Set task
Write out each entry, exactly the way it appears.

Data for processing
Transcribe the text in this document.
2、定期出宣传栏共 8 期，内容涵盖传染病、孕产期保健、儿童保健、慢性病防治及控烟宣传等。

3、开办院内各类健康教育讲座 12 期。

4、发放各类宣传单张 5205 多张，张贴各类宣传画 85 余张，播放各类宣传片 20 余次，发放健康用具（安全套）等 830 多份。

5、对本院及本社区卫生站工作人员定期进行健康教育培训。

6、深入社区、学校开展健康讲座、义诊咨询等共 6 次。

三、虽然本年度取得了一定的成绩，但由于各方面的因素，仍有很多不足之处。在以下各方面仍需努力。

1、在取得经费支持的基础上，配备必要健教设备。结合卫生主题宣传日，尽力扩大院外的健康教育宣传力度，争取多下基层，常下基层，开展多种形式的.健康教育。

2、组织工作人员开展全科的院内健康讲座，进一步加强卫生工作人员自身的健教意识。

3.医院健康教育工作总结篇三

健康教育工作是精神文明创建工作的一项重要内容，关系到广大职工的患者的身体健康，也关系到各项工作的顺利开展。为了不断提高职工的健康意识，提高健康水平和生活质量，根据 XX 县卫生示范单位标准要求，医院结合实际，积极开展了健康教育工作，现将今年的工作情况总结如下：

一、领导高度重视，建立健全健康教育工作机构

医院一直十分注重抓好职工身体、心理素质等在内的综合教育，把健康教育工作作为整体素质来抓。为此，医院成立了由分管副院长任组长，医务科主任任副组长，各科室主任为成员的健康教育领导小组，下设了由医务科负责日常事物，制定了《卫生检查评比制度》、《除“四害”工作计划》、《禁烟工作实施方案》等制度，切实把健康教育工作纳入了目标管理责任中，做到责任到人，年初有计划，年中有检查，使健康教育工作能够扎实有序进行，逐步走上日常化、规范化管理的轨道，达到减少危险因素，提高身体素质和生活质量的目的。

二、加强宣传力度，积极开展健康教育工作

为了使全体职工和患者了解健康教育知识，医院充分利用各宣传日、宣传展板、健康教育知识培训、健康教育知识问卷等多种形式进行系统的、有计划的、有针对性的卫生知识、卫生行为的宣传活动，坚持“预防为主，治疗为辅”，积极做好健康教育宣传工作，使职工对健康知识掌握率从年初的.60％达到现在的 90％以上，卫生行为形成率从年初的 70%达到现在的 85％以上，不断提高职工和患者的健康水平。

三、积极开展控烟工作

Response
Transcribe the text in this document.
2、定期出宣传栏共 8 期，内容涵盖传染病、孕产期保健、儿童保健、慢性病防治及控烟宣传等。

3、开办院内各类健康教育讲座 12 期。

4、发放各类宣传单张 5205 多张，张贴各类宣传画 85 余张，播放各类宣传片 20 余次，发放健康用具（安全套）等 830 多份。

5、对本院及本社区卫生站工作人员定期进行健康教育培训。

6、深入社区、学校开展健康讲座、义诊咨询等共 6 次。

三、虽然本年度取得了一定的成绩，但由于各方面的因素，仍有很多不足之处。在以下各方面仍需努力。

1、在取得经费支持的基础上，配备必要健教设备。结合卫生主题宣传日，尽力扩大院外的健康教育宣传力度，争取多下基层，常下基层，开展多种形式的.健康教育。

2、组织工作人员开展全科的院内健康讲座，进一步加强卫生工作人员自身的健教意识。

3.医院健康教育工作总结篇三

健康教育工作是精神文明创建工作的一项重要内容，关系到广大职工的患者的身体健康，也关系到各项工作的顺利开展。为了不断提高职工的健康意识，提高健康水平和生活质量，根据 XX 县卫生示范单位标准要求，医院结合实际，积极开展了健康教育工作，现将今年的工作情况总结如下：

一、领导高度重视，建立健全健康教育工作机构

医院一直十分注重抓好职工身体、心理素质等在内的综合教育，把健康教育工作作为整体素质来抓。为此，医院成立了由分管副院长任组长，医务科主任任副组长，各科室主任为成员的健康教育领导小组，下设了由医务科负责日常事物，制定了《卫生检查评比制度》、《除“四害”工作计划》、《禁烟工作实施方案》等制度，切实把健康教育工作纳入了目标管理责任中，做到责任到人，年初有计划，年中有检查，使健康教育工作能够扎实有序进行，逐步走上日常化、规范化管理的轨道，达到减少危险因素，提高身体素质和生活质量的目的。

二、加强宣传力度，积极开展健康教育工作

为了使全体职工和患者了解健康教育知识，医院充分利用各宣传日、宣传展板、健康教育知识培训、健康教育知识问卷等多种形式进行系统的、有计划的、有针对性的卫生知识、卫生行为的宣传活动，坚持“预防为主，治疗为辅”，积极做好健康教育宣传工作，使职工对健康知识掌握率从年初的.60％达到现在的 90％以上，卫生行为形成率从年初的 70%达到现在的 85％以上，不断提高职工和患者的健康水平。

三、积极开展控烟工作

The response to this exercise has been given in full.